--- The task ---
Copy the items below word for word, beginning with the very first line and stopping after the line that contains "- field-21: (21)", including both of those lines.

Given records start

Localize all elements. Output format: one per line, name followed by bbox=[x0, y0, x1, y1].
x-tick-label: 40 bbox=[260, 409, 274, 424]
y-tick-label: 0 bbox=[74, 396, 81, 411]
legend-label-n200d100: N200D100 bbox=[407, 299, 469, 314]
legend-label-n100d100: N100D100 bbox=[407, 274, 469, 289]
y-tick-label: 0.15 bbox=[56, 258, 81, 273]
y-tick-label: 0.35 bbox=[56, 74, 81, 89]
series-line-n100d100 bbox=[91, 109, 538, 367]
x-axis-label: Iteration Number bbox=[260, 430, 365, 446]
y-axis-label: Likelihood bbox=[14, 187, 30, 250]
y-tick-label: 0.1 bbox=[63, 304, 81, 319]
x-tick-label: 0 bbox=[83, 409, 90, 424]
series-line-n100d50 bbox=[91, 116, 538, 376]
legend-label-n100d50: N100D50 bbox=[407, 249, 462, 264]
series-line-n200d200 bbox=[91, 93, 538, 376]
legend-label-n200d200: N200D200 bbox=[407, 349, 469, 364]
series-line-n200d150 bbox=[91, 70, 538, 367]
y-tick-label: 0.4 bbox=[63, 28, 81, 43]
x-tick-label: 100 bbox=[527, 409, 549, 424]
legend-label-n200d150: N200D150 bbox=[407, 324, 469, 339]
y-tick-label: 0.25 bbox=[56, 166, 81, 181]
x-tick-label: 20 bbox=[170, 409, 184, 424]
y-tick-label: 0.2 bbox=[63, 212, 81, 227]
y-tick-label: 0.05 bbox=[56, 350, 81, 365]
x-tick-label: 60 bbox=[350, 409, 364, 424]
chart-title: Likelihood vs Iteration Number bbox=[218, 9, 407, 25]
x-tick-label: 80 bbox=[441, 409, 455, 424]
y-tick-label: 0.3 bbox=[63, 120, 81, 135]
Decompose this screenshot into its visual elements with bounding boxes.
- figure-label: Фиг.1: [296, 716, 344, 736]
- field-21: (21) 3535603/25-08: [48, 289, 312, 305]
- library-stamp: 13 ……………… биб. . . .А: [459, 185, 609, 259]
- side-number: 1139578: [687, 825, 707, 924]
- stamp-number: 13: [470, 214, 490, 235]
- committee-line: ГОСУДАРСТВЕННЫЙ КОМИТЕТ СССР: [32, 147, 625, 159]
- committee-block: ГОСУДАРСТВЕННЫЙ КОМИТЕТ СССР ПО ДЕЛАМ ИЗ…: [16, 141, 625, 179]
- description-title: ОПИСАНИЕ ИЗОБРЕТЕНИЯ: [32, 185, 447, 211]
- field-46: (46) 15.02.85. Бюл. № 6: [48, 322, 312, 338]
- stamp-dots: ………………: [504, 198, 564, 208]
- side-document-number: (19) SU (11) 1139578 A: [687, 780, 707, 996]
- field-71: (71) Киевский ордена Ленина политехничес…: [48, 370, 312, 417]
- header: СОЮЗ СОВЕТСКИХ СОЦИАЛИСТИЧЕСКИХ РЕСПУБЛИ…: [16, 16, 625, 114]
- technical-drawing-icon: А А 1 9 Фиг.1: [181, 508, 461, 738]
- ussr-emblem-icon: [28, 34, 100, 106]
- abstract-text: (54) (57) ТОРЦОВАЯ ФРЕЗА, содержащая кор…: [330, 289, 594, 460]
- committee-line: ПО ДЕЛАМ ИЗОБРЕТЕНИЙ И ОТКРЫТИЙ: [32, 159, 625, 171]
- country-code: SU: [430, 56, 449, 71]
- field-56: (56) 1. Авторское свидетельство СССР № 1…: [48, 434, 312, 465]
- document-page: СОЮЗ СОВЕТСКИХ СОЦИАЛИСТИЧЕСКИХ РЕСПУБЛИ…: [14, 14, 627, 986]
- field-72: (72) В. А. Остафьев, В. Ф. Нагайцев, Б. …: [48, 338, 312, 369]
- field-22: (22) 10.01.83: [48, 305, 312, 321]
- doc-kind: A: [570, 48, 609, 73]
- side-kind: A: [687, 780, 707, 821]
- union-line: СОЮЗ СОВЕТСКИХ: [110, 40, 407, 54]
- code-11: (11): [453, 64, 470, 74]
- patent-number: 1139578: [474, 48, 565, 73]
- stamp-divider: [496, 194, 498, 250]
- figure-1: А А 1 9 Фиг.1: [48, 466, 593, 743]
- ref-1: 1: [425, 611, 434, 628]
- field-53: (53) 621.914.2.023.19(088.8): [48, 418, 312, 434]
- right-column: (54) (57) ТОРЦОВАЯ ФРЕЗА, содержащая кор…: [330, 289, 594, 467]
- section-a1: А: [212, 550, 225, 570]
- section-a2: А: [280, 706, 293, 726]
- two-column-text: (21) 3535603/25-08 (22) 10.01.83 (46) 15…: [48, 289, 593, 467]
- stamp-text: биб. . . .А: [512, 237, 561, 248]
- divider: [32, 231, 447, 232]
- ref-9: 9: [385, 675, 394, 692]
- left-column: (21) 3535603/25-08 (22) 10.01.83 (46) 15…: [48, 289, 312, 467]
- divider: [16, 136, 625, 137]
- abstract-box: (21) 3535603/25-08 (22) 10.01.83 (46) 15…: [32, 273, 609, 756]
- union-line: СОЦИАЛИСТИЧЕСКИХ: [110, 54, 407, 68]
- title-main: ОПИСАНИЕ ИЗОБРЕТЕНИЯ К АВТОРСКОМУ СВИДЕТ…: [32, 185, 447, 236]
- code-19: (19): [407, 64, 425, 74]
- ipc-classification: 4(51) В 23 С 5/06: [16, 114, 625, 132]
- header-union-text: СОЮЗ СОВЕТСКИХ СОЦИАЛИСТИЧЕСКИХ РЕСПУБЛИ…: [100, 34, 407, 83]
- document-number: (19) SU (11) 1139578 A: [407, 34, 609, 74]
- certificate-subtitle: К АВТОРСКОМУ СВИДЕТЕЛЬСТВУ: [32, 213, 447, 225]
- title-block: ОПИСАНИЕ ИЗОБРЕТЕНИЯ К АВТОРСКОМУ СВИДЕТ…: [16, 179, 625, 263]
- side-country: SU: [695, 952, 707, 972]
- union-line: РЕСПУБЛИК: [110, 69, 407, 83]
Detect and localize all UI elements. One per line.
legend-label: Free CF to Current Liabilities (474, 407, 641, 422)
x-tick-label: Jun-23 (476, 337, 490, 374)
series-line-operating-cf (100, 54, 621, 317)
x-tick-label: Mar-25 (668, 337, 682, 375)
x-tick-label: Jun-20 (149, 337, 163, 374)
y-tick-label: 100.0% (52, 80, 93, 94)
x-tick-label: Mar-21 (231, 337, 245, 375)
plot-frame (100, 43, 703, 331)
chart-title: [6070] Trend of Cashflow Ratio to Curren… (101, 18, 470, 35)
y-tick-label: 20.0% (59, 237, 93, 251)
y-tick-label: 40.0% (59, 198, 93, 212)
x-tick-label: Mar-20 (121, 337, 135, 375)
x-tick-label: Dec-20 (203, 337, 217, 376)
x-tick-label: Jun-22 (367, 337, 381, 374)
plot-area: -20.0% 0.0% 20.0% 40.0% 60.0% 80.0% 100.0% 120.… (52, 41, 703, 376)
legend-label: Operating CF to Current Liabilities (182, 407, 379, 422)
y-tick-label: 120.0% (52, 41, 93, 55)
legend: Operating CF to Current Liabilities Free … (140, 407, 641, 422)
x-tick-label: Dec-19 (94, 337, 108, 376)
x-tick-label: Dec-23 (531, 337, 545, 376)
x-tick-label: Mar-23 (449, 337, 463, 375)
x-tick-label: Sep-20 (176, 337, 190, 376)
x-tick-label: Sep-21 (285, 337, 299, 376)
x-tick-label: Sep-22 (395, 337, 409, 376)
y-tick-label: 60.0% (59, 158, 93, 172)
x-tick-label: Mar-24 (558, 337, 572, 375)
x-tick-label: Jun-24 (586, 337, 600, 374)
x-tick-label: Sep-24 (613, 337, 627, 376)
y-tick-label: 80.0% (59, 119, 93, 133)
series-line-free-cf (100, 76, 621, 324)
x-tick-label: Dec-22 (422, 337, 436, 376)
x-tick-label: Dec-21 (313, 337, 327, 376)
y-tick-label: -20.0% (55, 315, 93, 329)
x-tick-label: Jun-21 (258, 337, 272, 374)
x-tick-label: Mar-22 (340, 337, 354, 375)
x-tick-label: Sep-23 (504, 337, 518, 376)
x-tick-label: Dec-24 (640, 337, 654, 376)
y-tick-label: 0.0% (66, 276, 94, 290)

Given records end

--- Task solution ---
Localize all elements. Output format: one per line, name followed by bbox=[x0, y0, x1, y1].
x-tick-label: 40 bbox=[260, 409, 274, 424]
y-tick-label: 0 bbox=[74, 396, 81, 411]
legend-label-n200d100: N200D100 bbox=[407, 299, 469, 314]
legend-label-n100d100: N100D100 bbox=[407, 274, 469, 289]
y-tick-label: 0.15 bbox=[56, 258, 81, 273]
y-tick-label: 0.35 bbox=[56, 74, 81, 89]
series-line-n100d100 bbox=[91, 109, 538, 367]
x-axis-label: Iteration Number bbox=[260, 430, 365, 446]
y-axis-label: Likelihood bbox=[14, 187, 30, 250]
y-tick-label: 0.1 bbox=[63, 304, 81, 319]
x-tick-label: 0 bbox=[83, 409, 90, 424]
series-line-n100d50 bbox=[91, 116, 538, 376]
legend-label-n100d50: N100D50 bbox=[407, 249, 462, 264]
series-line-n200d200 bbox=[91, 93, 538, 376]
legend-label-n200d200: N200D200 bbox=[407, 349, 469, 364]
series-line-n200d150 bbox=[91, 70, 538, 367]
y-tick-label: 0.4 bbox=[63, 28, 81, 43]
x-tick-label: 100 bbox=[527, 409, 549, 424]
legend-label-n200d150: N200D150 bbox=[407, 324, 469, 339]
y-tick-label: 0.25 bbox=[56, 166, 81, 181]
x-tick-label: 20 bbox=[170, 409, 184, 424]
y-tick-label: 0.2 bbox=[63, 212, 81, 227]
y-tick-label: 0.05 bbox=[56, 350, 81, 365]
x-tick-label: 60 bbox=[350, 409, 364, 424]
chart-title: Likelihood vs Iteration Number bbox=[218, 9, 407, 25]
x-tick-label: 80 bbox=[441, 409, 455, 424]
y-tick-label: 0.3 bbox=[63, 120, 81, 135]
Decompose this screenshot into its visual elements with bounding boxes.
- figure-label: Фиг.1: [296, 716, 344, 736]
- field-21: (21) 3535603/25-08: [48, 289, 312, 305]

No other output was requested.